Source data:

━━━━━━━━━━━━━━━━━━━━━━━━━━━━━━

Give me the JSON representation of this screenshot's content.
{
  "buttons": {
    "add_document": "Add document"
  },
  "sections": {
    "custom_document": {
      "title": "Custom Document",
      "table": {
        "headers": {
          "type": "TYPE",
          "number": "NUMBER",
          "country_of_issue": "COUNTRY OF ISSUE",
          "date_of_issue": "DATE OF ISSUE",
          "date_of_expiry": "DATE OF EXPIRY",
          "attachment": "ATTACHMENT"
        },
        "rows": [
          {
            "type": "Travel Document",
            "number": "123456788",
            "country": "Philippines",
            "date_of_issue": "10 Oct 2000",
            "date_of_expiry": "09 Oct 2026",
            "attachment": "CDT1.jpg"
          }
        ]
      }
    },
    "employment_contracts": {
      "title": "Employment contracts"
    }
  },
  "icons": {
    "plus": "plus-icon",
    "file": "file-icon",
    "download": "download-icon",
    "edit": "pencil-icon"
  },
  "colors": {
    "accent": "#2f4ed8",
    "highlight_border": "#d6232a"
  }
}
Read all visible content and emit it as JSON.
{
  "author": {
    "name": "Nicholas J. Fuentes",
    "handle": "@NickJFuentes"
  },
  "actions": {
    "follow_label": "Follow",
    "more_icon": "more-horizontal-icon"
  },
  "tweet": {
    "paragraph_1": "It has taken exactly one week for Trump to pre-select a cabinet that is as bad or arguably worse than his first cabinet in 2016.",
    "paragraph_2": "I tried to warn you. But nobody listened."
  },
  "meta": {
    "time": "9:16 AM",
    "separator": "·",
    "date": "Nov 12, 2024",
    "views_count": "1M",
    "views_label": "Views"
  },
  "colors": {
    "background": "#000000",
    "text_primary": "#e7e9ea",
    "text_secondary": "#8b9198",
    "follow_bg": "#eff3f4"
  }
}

━━━━━━━━━━━━━━━━━━━━━━━━━━━━━━

Search the listing above for the string "content". Copy every line that contains it.

Give me the JSON representation of this screenshot's content.
Read all visible content and emit it as JSON.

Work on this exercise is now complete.